-- BEGIN Supplied data --

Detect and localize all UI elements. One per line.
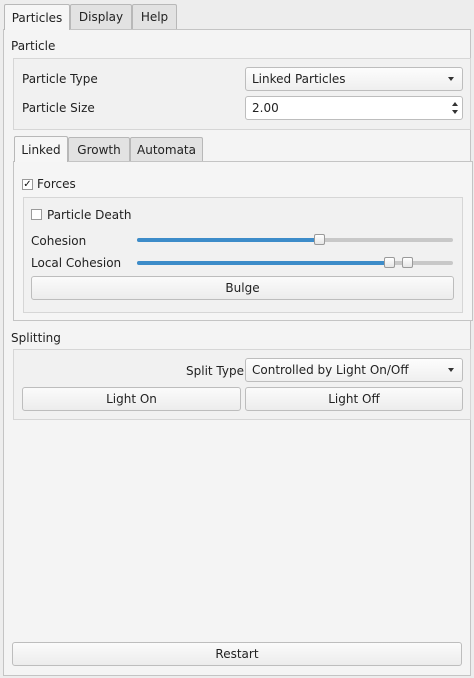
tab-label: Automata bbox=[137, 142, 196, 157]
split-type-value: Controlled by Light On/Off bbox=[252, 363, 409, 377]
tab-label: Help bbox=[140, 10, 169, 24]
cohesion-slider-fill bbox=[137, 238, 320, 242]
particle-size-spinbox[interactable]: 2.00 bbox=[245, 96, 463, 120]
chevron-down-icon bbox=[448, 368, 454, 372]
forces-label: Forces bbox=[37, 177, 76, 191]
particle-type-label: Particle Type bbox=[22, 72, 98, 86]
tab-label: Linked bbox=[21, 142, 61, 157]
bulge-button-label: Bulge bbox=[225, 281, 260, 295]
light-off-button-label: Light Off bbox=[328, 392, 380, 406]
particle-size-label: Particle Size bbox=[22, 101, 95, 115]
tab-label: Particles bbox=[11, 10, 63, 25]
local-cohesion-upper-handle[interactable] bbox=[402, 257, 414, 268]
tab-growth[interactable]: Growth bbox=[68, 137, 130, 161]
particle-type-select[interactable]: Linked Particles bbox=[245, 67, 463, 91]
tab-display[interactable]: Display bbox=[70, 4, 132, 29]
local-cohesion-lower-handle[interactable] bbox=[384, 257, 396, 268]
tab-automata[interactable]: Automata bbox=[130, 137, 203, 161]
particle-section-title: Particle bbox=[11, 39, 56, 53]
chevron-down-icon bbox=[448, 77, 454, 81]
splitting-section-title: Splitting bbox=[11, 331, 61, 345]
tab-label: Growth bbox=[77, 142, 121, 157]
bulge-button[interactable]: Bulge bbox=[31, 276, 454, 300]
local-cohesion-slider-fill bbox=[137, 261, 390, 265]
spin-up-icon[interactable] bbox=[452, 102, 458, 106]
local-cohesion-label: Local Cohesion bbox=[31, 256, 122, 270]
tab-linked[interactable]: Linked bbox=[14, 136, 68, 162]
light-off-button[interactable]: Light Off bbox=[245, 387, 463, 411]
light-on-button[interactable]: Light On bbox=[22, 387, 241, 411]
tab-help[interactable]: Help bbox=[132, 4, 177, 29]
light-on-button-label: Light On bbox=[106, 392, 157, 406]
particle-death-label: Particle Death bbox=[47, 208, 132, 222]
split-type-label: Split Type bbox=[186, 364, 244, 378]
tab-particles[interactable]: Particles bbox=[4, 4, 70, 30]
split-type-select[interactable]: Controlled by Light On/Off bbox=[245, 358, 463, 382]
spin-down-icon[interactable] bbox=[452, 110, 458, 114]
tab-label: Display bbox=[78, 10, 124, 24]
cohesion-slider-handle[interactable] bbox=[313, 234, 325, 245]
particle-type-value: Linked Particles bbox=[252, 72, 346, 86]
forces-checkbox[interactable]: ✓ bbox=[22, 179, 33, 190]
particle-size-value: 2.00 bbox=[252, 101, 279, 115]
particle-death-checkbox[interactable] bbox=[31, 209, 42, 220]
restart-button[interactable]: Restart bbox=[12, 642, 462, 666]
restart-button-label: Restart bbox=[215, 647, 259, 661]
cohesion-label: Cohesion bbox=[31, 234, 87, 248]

-- END Supplied data --
-- BEGIN Supplied data --

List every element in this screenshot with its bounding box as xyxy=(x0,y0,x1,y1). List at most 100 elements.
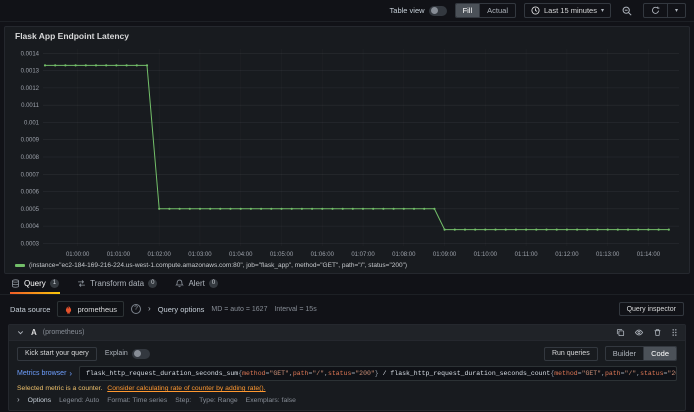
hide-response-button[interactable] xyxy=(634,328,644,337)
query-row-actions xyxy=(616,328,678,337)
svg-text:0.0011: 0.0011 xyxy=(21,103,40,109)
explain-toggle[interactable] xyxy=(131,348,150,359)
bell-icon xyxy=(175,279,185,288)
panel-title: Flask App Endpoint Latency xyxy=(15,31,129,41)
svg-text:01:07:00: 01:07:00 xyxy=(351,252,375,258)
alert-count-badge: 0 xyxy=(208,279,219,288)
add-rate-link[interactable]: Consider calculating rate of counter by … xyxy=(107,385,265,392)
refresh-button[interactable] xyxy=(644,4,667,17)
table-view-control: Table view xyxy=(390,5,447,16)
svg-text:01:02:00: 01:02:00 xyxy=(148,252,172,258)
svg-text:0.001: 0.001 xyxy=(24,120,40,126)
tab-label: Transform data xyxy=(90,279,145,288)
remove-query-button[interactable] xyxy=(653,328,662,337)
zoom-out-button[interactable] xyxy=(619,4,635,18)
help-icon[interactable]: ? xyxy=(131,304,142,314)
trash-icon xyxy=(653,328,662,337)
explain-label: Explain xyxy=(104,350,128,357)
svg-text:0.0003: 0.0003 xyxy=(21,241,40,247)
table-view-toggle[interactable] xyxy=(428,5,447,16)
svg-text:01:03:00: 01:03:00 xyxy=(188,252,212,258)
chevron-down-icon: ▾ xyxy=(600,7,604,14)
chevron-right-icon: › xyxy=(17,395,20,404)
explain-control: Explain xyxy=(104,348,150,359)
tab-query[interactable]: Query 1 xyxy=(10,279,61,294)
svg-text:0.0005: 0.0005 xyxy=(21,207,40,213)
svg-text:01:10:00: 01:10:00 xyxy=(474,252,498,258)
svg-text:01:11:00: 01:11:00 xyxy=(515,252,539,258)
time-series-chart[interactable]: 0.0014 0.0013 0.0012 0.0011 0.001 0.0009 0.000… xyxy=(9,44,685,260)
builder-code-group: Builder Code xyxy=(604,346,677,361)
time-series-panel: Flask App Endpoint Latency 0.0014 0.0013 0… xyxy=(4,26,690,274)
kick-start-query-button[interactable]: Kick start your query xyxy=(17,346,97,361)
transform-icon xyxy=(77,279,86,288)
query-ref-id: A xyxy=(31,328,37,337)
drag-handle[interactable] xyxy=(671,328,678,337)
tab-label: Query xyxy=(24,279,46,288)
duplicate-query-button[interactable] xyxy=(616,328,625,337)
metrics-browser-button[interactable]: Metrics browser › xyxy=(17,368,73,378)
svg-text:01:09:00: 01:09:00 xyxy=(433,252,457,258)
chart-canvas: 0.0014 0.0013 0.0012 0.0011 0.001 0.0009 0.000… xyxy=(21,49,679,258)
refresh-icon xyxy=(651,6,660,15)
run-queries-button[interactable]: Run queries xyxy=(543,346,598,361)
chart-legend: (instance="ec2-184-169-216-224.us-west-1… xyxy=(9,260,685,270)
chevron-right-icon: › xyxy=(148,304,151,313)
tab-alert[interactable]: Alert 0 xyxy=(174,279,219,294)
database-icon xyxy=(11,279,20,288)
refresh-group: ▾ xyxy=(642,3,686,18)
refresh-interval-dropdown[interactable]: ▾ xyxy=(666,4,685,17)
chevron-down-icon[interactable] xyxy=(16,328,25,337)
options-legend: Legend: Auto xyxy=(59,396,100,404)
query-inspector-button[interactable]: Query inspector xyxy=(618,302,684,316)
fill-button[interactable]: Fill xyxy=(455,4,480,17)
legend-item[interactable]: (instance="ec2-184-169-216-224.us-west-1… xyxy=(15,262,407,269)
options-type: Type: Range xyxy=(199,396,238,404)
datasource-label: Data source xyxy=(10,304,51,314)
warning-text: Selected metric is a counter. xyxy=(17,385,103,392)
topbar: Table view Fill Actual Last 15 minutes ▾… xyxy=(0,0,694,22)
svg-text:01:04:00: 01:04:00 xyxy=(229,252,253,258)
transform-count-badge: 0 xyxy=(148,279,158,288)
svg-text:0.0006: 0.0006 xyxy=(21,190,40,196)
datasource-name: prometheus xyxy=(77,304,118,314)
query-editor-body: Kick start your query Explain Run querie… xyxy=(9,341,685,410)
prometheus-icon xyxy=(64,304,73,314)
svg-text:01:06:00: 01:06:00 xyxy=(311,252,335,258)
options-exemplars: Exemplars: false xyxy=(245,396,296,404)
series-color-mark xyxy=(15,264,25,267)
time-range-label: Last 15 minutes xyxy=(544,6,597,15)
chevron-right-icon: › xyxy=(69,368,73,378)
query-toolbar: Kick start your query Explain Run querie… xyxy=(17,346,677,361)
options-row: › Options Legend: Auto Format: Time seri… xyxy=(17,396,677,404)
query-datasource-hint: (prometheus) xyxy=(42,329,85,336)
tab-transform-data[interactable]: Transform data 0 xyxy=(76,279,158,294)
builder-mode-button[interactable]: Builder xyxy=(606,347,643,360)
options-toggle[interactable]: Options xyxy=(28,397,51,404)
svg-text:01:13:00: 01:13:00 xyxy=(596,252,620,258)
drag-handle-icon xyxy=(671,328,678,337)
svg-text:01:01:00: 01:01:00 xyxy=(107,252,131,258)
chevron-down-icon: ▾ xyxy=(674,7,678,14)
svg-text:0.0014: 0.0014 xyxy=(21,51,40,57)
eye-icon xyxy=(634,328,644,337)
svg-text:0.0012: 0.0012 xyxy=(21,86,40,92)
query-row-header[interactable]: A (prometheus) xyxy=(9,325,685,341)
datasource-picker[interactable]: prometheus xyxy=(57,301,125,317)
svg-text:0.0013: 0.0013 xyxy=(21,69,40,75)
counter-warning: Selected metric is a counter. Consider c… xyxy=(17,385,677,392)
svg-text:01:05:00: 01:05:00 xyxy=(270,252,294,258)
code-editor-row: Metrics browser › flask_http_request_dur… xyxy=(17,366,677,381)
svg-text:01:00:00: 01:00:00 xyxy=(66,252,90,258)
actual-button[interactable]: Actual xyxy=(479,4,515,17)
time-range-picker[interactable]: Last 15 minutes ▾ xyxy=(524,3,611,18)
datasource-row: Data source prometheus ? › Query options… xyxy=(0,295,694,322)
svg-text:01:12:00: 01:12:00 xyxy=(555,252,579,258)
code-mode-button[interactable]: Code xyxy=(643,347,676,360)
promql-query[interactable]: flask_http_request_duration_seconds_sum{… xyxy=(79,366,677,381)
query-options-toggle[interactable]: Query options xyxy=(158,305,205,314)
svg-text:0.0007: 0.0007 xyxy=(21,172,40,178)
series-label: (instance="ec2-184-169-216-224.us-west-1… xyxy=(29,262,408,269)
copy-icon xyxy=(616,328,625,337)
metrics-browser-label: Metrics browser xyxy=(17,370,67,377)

-- END Supplied data --

Instructions for the task:
Pull out every line of the records that contains the string "value". Letter case must match.

Solution:
split-type-value: Controlled by Light On/Off bbox=[252, 363, 409, 377]
particle-type-value: Linked Particles bbox=[252, 72, 346, 86]
particle-size-value: 2.00 bbox=[252, 101, 279, 115]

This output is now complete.